## STORED RECORDS:
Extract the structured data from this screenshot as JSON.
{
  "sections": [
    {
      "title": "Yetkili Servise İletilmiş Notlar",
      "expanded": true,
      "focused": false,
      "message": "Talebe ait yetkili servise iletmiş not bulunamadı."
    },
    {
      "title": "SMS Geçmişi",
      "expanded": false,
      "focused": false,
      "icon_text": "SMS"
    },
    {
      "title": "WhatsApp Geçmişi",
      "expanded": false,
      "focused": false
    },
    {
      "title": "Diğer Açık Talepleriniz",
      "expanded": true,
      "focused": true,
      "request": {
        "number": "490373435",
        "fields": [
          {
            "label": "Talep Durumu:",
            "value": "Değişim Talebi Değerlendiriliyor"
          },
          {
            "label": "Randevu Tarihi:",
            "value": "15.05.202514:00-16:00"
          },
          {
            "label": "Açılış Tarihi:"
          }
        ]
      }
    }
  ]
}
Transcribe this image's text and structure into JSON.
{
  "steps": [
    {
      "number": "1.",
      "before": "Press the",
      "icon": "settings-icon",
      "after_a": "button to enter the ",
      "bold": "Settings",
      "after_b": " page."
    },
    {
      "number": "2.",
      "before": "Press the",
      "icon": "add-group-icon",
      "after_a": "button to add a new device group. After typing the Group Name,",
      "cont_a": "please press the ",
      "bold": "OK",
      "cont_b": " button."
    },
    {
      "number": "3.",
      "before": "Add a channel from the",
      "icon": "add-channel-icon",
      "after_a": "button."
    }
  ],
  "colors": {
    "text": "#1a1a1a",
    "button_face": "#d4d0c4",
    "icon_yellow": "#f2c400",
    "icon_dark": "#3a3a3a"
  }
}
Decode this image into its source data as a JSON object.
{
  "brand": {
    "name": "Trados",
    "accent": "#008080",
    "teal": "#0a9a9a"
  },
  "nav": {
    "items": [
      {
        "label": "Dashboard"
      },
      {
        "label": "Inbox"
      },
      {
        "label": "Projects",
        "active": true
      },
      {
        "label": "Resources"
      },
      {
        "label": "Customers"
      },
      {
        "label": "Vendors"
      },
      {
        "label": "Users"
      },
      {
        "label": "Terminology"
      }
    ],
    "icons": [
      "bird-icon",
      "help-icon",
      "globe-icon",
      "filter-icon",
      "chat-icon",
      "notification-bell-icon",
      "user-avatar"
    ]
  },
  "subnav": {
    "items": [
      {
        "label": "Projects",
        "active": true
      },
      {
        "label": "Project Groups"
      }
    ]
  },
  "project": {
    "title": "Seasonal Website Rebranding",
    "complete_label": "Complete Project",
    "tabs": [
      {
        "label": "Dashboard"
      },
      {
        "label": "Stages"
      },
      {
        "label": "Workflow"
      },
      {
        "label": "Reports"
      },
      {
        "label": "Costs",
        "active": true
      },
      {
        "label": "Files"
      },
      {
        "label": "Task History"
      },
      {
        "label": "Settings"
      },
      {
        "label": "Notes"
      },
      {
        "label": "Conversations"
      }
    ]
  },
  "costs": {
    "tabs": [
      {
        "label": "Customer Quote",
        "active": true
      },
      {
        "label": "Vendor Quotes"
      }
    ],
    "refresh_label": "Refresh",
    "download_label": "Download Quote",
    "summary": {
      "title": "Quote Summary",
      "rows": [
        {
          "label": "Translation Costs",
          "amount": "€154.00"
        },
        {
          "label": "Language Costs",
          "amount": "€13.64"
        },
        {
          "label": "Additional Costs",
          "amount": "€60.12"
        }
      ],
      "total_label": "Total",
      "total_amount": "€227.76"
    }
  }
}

## TASK BRIEF:
Please return the data above exactly as given.

## RESULT OF THIS EXERCISE:
Extract the structured data from this screenshot as JSON.
{
  "sections": [
    {
      "title": "Yetkili Servise İletilmiş Notlar",
      "expanded": true,
      "focused": false,
      "message": "Talebe ait yetkili servise iletmiş not bulunamadı."
    },
    {
      "title": "SMS Geçmişi",
      "expanded": false,
      "focused": false,
      "icon_text": "SMS"
    },
    {
      "title": "WhatsApp Geçmişi",
      "expanded": false,
      "focused": false
    },
    {
      "title": "Diğer Açık Talepleriniz",
      "expanded": true,
      "focused": true,
      "request": {
        "number": "490373435",
        "fields": [
          {
            "label": "Talep Durumu:",
            "value": "Değişim Talebi Değerlendiriliyor"
          },
          {
            "label": "Randevu Tarihi:",
            "value": "15.05.202514:00-16:00"
          },
          {
            "label": "Açılış Tarihi:"
          }
        ]
      }
    }
  ]
}
Transcribe this image's text and structure into JSON.
{
  "steps": [
    {
      "number": "1.",
      "before": "Press the",
      "icon": "settings-icon",
      "after_a": "button to enter the ",
      "bold": "Settings",
      "after_b": " page."
    },
    {
      "number": "2.",
      "before": "Press the",
      "icon": "add-group-icon",
      "after_a": "button to add a new device group. After typing the Group Name,",
      "cont_a": "please press the ",
      "bold": "OK",
      "cont_b": " button."
    },
    {
      "number": "3.",
      "before": "Add a channel from the",
      "icon": "add-channel-icon",
      "after_a": "button."
    }
  ],
  "colors": {
    "text": "#1a1a1a",
    "button_face": "#d4d0c4",
    "icon_yellow": "#f2c400",
    "icon_dark": "#3a3a3a"
  }
}
Decode this image into its source data as a JSON object.
{
  "brand": {
    "name": "Trados",
    "accent": "#008080",
    "teal": "#0a9a9a"
  },
  "nav": {
    "items": [
      {
        "label": "Dashboard"
      },
      {
        "label": "Inbox"
      },
      {
        "label": "Projects",
        "active": true
      },
      {
        "label": "Resources"
      },
      {
        "label": "Customers"
      },
      {
        "label": "Vendors"
      },
      {
        "label": "Users"
      },
      {
        "label": "Terminology"
      }
    ],
    "icons": [
      "bird-icon",
      "help-icon",
      "globe-icon",
      "filter-icon",
      "chat-icon",
      "notification-bell-icon",
      "user-avatar"
    ]
  },
  "subnav": {
    "items": [
      {
        "label": "Projects",
        "active": true
      },
      {
        "label": "Project Groups"
      }
    ]
  },
  "project": {
    "title": "Seasonal Website Rebranding",
    "complete_label": "Complete Project",
    "tabs": [
      {
        "label": "Dashboard"
      },
      {
        "label": "Stages"
      },
      {
        "label": "Workflow"
      },
      {
        "label": "Reports"
      },
      {
        "label": "Costs",
        "active": true
      },
      {
        "label": "Files"
      },
      {
        "label": "Task History"
      },
      {
        "label": "Settings"
      },
      {
        "label": "Notes"
      },
      {
        "label": "Conversations"
      }
    ]
  },
  "costs": {
    "tabs": [
      {
        "label": "Customer Quote",
        "active": true
      },
      {
        "label": "Vendor Quotes"
      }
    ],
    "refresh_label": "Refresh",
    "download_label": "Download Quote",
    "summary": {
      "title": "Quote Summary",
      "rows": [
        {
          "label": "Translation Costs",
          "amount": "€154.00"
        },
        {
          "label": "Language Costs",
          "amount": "€13.64"
        },
        {
          "label": "Additional Costs",
          "amount": "€60.12"
        }
      ],
      "total_label": "Total",
      "total_amount": "€227.76"
    }
  }
}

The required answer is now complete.